● What you should do: Copy each line containing the word "jersey" from the records that follow, please.

● Records from a dataset:
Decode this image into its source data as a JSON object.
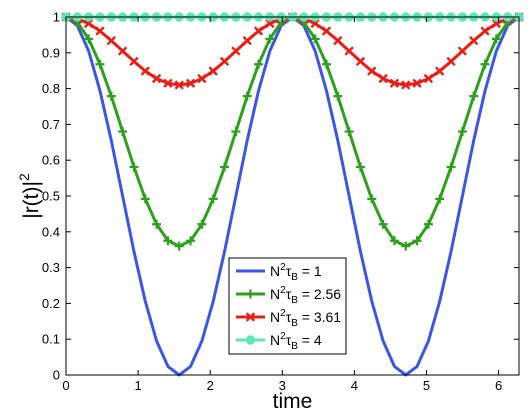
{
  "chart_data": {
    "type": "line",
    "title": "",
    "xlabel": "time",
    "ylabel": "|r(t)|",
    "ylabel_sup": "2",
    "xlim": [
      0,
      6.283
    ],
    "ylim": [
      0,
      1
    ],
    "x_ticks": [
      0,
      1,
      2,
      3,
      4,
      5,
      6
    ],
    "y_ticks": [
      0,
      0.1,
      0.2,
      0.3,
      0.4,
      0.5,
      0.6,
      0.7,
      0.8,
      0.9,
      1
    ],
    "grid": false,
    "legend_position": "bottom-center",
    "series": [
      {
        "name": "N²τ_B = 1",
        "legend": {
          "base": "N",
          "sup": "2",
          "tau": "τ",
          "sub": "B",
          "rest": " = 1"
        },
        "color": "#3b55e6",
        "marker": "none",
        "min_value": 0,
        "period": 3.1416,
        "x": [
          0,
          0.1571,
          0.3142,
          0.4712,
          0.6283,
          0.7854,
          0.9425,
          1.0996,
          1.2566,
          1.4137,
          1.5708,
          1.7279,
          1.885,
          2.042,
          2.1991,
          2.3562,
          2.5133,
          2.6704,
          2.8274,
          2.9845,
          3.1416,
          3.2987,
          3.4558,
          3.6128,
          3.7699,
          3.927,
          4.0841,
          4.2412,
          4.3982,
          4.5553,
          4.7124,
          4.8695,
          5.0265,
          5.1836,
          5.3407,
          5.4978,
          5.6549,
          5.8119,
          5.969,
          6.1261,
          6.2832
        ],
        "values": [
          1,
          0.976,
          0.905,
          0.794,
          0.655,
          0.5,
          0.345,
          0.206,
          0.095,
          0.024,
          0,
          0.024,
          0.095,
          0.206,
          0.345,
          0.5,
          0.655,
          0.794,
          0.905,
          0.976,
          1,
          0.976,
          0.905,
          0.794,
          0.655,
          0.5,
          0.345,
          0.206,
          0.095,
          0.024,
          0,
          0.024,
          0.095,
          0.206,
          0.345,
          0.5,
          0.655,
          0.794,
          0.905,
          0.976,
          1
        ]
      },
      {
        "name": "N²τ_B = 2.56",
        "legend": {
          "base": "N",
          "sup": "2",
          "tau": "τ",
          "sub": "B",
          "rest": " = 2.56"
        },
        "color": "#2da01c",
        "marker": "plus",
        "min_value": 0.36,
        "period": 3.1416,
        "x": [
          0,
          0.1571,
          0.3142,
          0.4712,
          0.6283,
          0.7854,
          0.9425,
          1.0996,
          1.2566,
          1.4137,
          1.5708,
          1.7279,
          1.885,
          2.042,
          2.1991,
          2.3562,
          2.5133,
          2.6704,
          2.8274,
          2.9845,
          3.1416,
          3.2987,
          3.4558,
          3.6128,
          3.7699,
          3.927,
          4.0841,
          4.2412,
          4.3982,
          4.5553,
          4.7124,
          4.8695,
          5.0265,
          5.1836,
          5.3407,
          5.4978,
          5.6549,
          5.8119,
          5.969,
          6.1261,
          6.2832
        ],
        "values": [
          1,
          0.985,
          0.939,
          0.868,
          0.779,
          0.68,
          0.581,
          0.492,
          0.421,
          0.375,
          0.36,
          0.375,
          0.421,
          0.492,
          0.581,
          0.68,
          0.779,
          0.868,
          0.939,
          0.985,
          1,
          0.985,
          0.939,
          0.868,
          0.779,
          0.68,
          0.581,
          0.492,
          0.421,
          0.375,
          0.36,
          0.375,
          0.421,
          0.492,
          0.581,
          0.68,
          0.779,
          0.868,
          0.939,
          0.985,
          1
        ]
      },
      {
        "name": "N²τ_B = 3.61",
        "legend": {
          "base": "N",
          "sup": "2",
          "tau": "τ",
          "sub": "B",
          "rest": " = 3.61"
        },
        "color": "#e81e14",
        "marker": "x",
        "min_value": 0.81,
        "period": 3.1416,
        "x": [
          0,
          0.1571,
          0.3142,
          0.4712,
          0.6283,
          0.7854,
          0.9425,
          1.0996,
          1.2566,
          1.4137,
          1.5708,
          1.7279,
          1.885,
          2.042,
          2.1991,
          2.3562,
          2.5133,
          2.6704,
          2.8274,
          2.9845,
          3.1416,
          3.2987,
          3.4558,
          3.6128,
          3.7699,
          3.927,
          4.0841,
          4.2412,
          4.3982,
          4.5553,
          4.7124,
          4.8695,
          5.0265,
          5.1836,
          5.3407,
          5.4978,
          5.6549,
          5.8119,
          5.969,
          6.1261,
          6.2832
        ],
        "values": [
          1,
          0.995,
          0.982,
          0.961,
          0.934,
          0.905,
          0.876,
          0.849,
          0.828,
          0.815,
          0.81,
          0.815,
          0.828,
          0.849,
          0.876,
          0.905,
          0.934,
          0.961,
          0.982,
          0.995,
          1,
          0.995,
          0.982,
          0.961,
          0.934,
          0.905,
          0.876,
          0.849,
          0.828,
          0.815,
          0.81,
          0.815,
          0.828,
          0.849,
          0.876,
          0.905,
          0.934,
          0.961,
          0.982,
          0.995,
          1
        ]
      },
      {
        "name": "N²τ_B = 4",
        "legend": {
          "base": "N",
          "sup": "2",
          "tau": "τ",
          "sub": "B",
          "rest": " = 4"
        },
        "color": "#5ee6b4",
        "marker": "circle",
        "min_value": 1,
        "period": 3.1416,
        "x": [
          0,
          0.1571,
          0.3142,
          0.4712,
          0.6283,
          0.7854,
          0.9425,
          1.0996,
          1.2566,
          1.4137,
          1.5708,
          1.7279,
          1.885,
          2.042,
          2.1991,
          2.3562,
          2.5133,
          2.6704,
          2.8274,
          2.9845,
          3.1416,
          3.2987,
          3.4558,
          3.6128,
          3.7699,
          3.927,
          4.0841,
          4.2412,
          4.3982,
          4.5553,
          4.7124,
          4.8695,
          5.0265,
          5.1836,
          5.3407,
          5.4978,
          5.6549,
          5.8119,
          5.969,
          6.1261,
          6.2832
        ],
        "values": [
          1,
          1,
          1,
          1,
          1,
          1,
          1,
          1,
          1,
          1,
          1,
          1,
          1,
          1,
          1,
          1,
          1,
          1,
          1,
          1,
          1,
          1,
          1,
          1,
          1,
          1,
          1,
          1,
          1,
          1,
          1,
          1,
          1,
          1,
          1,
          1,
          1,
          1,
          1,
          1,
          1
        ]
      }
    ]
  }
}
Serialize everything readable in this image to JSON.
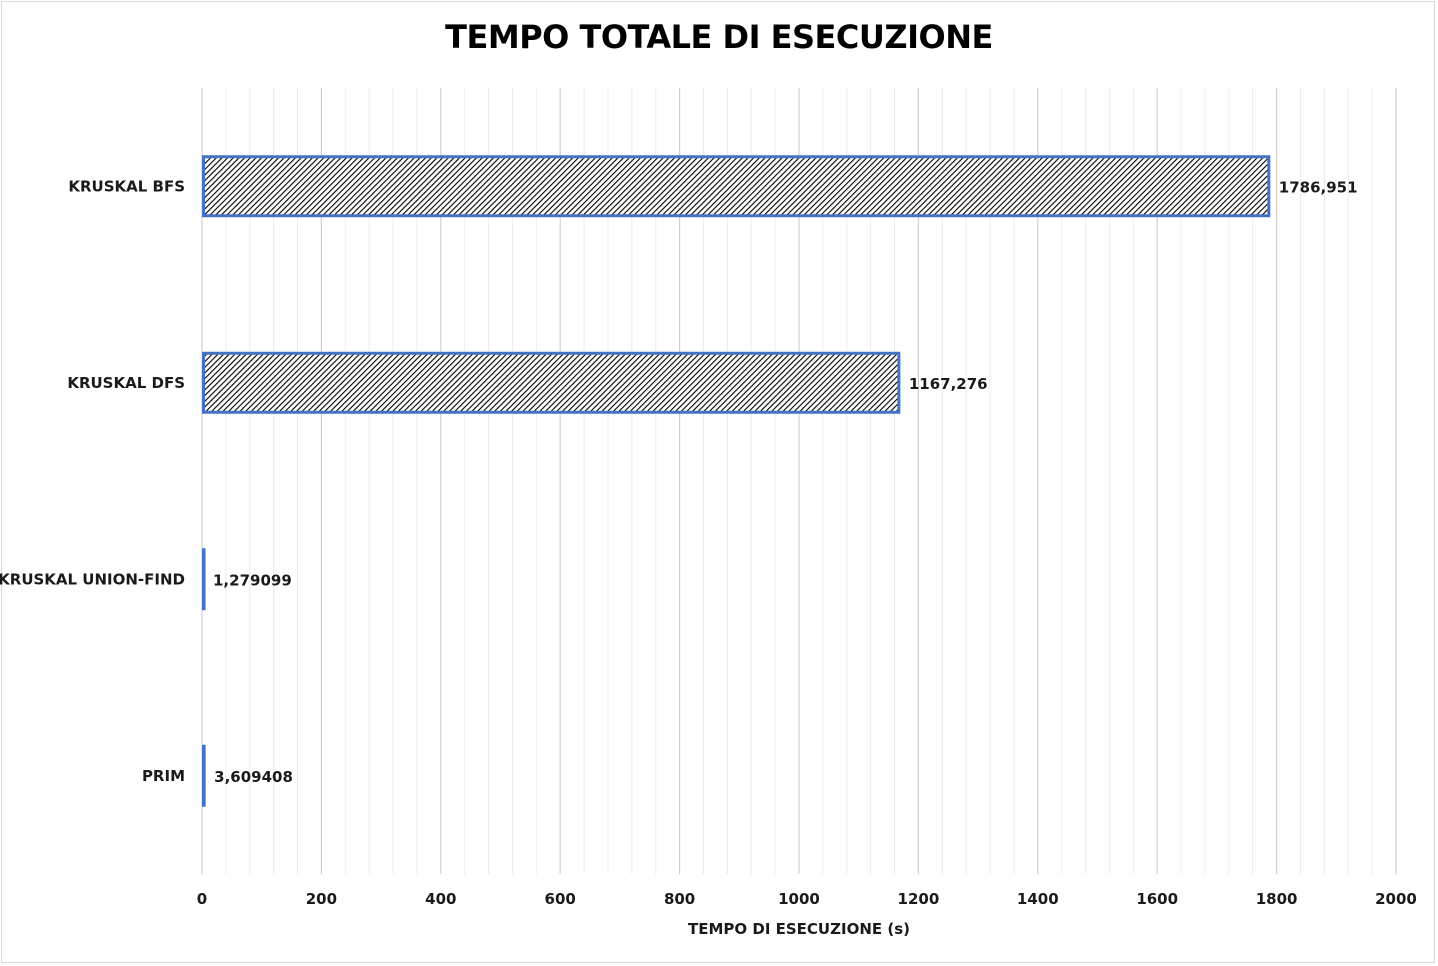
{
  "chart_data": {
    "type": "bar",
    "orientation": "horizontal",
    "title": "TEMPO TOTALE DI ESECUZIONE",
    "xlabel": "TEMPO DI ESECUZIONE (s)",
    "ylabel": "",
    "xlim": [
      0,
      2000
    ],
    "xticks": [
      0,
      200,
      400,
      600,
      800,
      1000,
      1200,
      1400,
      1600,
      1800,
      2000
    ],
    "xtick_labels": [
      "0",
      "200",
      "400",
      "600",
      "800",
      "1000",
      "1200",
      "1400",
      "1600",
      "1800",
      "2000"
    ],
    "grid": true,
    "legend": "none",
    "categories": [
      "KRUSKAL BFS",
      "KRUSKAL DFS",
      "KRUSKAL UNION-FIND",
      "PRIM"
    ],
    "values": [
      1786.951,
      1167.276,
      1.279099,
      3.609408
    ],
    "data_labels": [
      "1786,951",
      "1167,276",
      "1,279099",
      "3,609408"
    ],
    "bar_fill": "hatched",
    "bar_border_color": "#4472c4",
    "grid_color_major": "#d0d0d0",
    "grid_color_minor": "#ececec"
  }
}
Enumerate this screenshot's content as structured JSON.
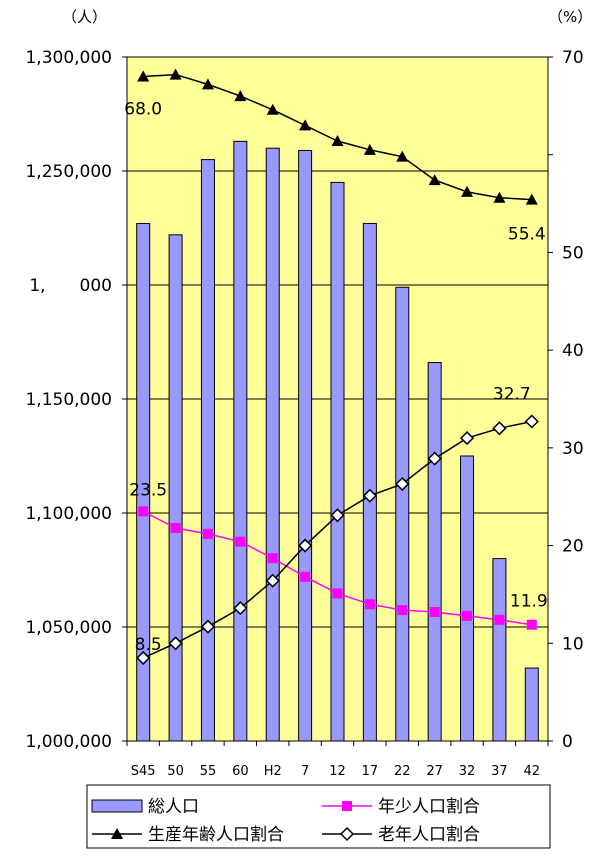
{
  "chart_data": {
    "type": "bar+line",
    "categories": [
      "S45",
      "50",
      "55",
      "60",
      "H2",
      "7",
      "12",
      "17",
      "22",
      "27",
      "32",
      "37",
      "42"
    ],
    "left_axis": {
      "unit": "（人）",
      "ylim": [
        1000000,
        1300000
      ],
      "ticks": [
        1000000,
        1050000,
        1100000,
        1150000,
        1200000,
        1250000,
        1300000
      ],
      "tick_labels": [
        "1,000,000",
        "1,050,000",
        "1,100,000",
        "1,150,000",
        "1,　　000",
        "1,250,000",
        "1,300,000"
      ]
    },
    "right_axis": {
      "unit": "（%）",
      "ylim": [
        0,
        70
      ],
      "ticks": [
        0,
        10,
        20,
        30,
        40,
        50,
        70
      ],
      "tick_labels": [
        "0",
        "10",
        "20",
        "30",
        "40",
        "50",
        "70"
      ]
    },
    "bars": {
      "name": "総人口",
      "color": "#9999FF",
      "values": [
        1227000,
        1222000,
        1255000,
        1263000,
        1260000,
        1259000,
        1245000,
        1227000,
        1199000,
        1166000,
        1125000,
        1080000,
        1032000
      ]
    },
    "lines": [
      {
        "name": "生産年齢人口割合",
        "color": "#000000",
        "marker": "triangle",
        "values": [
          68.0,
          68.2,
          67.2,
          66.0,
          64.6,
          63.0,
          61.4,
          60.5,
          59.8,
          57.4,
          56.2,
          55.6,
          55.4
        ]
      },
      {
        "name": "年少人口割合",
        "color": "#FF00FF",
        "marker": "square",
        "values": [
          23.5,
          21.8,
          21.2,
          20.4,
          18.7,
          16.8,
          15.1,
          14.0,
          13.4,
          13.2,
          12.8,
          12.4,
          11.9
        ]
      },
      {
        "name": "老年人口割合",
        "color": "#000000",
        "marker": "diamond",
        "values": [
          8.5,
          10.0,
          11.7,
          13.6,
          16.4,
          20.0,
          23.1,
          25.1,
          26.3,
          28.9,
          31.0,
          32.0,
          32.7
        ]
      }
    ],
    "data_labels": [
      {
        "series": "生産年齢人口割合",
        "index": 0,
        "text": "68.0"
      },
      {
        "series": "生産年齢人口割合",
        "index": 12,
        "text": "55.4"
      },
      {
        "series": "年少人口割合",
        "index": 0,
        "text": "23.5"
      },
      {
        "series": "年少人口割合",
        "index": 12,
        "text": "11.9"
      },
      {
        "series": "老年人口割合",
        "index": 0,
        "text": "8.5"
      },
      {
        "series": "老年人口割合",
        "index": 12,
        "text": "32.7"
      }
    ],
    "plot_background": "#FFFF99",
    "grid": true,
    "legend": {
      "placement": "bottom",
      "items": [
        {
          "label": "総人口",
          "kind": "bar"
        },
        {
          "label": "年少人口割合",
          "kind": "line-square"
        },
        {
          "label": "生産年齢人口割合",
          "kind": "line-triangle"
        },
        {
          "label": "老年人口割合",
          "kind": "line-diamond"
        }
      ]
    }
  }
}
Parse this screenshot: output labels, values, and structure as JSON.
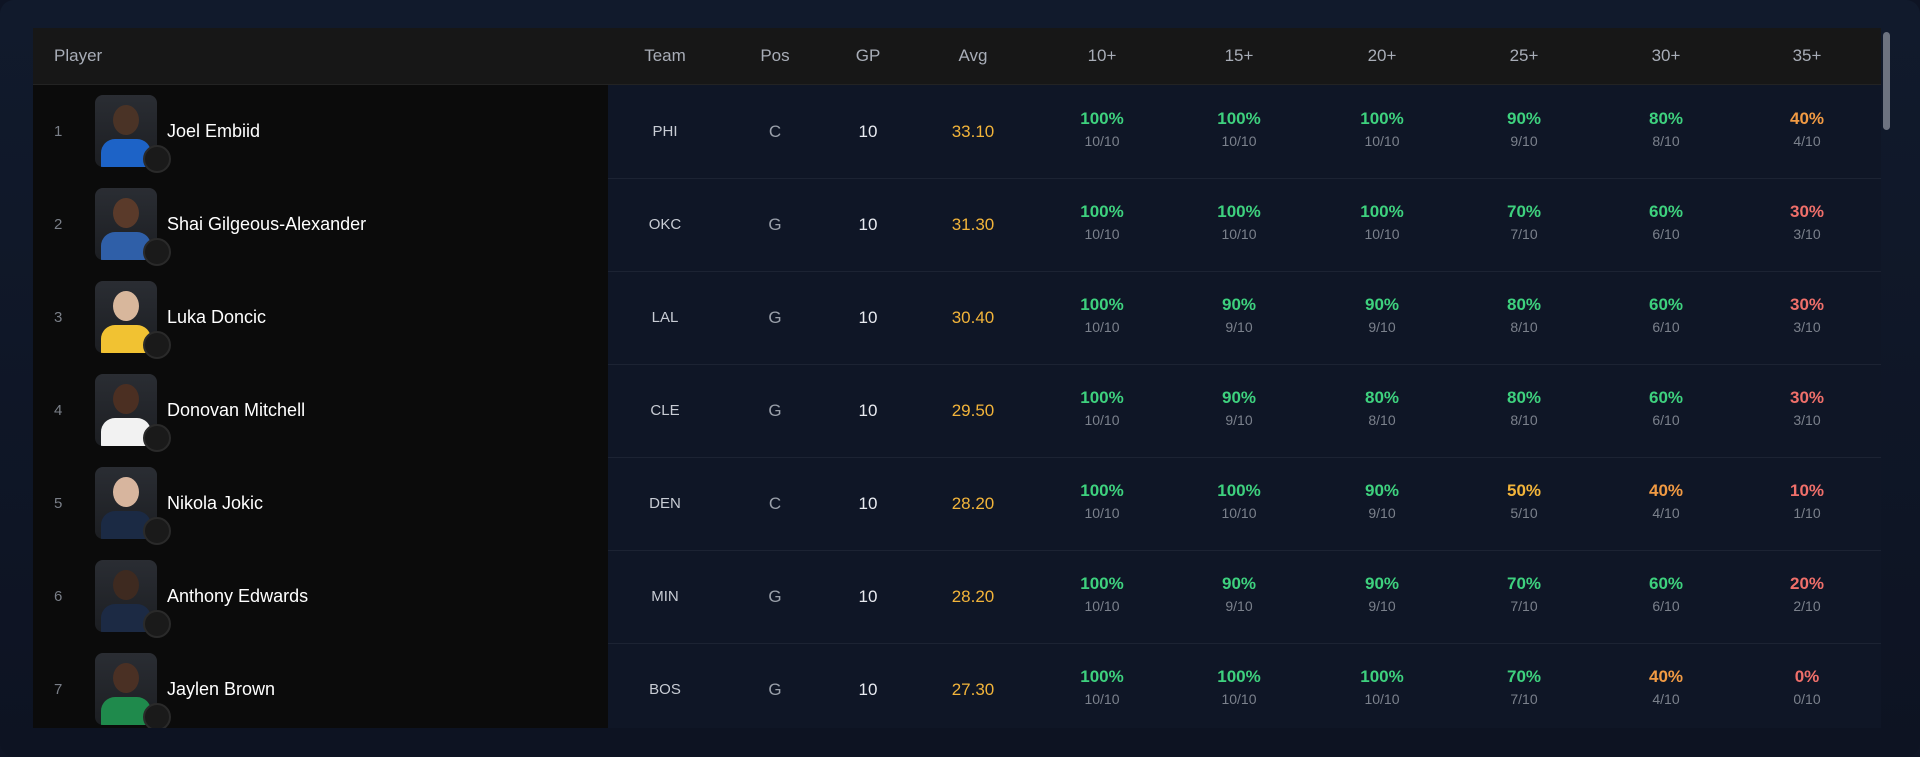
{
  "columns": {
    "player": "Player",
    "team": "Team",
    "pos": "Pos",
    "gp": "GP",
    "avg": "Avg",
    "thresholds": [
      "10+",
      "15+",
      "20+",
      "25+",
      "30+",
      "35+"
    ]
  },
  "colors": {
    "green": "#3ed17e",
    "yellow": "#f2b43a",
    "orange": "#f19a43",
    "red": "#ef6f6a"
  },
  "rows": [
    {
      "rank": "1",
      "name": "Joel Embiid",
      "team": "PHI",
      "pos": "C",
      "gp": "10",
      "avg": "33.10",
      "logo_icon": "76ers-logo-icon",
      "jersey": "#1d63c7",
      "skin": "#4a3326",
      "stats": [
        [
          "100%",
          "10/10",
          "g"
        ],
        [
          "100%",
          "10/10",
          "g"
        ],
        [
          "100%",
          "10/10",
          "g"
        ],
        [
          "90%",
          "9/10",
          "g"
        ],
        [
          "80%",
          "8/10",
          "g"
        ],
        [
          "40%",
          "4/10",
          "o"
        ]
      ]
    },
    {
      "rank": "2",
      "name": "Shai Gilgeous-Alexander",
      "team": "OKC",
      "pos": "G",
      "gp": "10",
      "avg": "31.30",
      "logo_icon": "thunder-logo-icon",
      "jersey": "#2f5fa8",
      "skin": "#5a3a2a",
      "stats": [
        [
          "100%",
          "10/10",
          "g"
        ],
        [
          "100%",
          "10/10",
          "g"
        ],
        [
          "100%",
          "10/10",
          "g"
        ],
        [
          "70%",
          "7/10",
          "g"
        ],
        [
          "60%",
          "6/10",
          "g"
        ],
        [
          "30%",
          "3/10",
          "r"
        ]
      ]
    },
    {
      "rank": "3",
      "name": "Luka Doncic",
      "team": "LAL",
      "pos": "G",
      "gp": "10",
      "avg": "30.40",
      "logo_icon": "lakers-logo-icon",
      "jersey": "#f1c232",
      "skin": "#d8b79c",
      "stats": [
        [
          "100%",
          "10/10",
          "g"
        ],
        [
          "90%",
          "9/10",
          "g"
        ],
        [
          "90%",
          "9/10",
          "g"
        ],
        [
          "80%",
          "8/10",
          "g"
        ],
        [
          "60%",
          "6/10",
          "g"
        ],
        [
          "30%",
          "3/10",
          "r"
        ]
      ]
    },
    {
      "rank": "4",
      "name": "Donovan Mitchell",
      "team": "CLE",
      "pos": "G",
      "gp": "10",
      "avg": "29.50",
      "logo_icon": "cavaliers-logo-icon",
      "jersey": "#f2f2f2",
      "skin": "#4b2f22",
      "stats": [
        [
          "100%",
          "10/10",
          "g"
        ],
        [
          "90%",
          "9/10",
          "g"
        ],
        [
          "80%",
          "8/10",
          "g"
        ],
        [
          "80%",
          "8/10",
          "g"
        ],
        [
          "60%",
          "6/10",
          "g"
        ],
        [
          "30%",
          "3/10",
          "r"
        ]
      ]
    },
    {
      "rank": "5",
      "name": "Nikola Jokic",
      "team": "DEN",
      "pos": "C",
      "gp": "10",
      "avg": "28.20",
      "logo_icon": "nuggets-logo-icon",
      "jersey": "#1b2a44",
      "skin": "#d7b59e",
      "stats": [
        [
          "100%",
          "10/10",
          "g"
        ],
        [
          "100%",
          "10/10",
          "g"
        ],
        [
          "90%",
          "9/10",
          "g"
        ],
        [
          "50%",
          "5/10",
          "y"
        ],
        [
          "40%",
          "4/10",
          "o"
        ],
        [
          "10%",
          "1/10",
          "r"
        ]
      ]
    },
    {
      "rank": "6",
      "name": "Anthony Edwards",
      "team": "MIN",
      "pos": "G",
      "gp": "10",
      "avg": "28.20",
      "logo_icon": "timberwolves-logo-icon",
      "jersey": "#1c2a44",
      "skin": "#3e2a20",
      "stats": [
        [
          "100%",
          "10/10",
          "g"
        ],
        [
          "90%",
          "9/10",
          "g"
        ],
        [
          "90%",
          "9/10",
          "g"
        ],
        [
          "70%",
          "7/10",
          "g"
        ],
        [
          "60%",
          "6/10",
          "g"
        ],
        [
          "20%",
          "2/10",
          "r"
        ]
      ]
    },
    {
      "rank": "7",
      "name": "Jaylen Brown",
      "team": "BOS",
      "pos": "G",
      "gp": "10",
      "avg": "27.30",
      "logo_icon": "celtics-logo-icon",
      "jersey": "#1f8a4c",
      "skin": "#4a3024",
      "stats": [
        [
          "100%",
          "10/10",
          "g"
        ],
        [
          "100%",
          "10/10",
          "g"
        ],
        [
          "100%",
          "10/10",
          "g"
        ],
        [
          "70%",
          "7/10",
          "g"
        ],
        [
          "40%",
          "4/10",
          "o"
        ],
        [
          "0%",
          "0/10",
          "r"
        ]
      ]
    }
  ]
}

● Task output:
      "jersey": "#1d63c7",
      "jersey": "#2f5fa8",
      "jersey": "#f1c232",
      "jersey": "#f2f2f2",
      "jersey": "#1b2a44",
      "jersey": "#1c2a44",
      "jersey": "#1f8a4c",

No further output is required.